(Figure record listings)
---*---
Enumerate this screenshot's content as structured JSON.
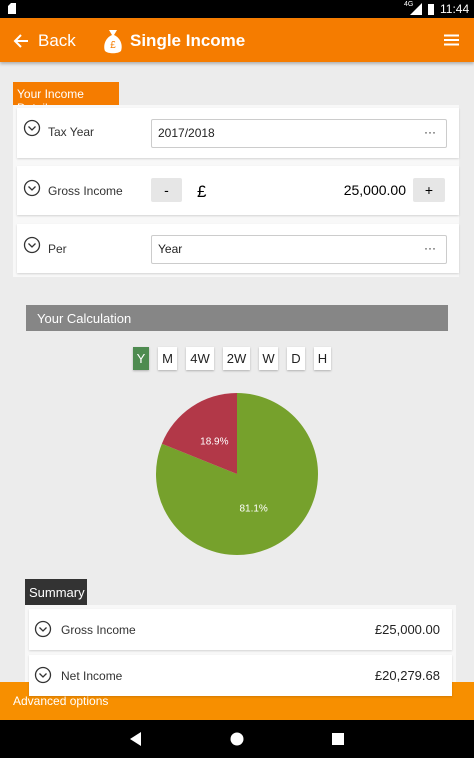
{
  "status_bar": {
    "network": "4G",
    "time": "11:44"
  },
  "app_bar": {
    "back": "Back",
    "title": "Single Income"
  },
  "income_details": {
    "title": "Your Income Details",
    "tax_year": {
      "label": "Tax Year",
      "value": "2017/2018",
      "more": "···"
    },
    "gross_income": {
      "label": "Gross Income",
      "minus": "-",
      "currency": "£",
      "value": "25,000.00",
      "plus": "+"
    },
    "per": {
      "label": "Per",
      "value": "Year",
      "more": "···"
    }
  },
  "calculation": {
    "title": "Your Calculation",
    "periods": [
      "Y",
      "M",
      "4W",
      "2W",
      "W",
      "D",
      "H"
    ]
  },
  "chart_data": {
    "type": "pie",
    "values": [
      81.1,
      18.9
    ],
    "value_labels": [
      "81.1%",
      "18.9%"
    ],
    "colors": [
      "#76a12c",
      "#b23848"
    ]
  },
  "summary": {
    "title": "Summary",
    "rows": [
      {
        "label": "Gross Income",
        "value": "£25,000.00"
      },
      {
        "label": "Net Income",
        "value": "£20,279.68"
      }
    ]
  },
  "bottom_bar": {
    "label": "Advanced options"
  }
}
---*---
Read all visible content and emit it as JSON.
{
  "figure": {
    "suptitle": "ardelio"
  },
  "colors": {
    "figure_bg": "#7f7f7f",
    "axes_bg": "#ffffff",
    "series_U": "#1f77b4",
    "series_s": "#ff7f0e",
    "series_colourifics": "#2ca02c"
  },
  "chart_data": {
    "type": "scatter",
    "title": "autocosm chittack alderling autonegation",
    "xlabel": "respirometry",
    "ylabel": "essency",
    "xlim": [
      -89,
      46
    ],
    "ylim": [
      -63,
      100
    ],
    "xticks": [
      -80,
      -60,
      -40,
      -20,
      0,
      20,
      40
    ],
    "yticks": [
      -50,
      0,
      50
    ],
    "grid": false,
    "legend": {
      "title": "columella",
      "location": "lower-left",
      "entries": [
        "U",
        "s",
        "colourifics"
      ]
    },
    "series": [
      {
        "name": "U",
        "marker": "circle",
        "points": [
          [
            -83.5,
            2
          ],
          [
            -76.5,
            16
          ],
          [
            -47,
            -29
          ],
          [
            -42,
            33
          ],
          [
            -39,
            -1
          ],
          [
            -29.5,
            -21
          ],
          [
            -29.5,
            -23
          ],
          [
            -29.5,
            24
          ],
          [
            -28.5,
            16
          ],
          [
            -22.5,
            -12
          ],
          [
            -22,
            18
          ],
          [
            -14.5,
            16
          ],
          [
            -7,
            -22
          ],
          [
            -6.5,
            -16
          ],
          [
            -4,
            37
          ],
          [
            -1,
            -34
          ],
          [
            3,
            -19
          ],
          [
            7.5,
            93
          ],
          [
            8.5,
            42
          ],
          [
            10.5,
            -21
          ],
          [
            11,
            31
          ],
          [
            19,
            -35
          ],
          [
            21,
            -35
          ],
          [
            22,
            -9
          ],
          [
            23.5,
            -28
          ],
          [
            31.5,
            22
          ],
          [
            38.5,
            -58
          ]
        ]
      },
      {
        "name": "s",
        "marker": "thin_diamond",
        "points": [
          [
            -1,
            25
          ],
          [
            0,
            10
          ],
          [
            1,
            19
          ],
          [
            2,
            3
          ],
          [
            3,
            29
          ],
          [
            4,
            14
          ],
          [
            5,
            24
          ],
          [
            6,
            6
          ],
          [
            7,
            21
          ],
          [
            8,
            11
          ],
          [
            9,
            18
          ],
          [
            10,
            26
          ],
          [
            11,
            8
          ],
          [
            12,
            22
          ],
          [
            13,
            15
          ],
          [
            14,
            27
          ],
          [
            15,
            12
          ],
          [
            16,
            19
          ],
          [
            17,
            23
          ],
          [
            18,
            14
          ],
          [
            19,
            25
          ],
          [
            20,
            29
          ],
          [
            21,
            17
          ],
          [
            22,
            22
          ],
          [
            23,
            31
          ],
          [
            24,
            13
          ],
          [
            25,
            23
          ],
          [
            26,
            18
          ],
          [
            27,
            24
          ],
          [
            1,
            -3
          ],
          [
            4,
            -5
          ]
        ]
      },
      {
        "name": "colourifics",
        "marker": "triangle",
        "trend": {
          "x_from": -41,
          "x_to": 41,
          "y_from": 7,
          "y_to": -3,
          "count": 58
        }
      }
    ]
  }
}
---*---
_What is expected_
State how many lines of the listing hold the string "marker"; reply with the number and nothing else.

_Exercise answer_
3